>>>>>

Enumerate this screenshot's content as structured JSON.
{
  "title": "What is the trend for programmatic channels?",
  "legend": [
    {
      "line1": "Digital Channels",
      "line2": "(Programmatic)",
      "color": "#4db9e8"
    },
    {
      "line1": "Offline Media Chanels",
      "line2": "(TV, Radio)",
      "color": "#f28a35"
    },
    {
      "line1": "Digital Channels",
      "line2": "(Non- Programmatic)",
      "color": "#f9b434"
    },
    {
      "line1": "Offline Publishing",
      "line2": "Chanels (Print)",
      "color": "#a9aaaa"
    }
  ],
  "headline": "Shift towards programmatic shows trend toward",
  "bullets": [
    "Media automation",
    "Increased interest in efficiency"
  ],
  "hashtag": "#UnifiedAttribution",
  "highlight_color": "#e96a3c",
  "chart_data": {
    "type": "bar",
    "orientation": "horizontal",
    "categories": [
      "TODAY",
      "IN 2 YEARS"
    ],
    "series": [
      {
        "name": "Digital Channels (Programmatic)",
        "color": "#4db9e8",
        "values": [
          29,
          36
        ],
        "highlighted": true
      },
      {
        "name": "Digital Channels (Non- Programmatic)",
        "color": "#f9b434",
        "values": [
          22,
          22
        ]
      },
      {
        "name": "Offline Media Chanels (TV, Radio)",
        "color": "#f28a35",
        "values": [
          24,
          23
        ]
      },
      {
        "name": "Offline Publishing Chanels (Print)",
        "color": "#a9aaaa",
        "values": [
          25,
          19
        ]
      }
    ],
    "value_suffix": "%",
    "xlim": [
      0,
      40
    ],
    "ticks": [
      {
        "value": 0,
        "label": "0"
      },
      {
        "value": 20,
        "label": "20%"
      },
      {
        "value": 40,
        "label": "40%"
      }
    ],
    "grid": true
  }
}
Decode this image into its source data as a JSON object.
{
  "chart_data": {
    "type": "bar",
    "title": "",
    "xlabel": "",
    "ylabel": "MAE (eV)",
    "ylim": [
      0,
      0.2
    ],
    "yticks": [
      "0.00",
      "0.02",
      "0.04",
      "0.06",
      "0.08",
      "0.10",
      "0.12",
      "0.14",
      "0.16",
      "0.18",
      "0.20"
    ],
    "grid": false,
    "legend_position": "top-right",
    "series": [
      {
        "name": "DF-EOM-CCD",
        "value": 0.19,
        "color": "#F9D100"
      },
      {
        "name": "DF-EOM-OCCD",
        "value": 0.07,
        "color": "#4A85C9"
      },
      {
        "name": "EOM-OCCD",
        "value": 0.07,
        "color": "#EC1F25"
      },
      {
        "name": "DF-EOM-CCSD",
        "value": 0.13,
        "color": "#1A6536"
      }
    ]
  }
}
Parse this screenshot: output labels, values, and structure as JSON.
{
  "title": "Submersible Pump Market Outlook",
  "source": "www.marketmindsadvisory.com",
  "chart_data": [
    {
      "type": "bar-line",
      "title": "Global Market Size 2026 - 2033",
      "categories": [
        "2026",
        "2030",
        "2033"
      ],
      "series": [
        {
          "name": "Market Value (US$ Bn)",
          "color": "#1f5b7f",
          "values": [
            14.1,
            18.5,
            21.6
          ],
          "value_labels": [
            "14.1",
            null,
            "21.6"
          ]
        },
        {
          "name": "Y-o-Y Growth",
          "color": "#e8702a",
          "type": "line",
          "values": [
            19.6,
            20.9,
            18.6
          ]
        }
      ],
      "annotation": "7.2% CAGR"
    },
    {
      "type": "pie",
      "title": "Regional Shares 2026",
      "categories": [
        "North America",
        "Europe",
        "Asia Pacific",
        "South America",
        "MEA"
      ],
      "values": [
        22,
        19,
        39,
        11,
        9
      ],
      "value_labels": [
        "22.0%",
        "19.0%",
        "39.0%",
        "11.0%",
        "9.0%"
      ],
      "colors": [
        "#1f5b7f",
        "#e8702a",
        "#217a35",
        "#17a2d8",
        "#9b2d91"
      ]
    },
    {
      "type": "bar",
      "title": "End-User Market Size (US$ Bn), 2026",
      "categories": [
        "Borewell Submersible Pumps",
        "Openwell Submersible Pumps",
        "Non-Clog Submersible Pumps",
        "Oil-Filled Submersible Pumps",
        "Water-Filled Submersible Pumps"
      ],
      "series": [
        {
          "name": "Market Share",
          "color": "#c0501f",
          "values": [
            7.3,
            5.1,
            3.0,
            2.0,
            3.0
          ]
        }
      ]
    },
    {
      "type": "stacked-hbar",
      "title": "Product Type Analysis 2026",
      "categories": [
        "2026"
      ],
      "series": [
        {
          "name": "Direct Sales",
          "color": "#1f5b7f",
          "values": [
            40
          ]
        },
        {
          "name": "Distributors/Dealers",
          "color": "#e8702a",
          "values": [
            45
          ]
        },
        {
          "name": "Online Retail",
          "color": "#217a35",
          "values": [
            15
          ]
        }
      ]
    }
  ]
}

<<<<<

What you have to do: Work out the number of lines above that include the string "Media" and write only that number.

Task solution: 3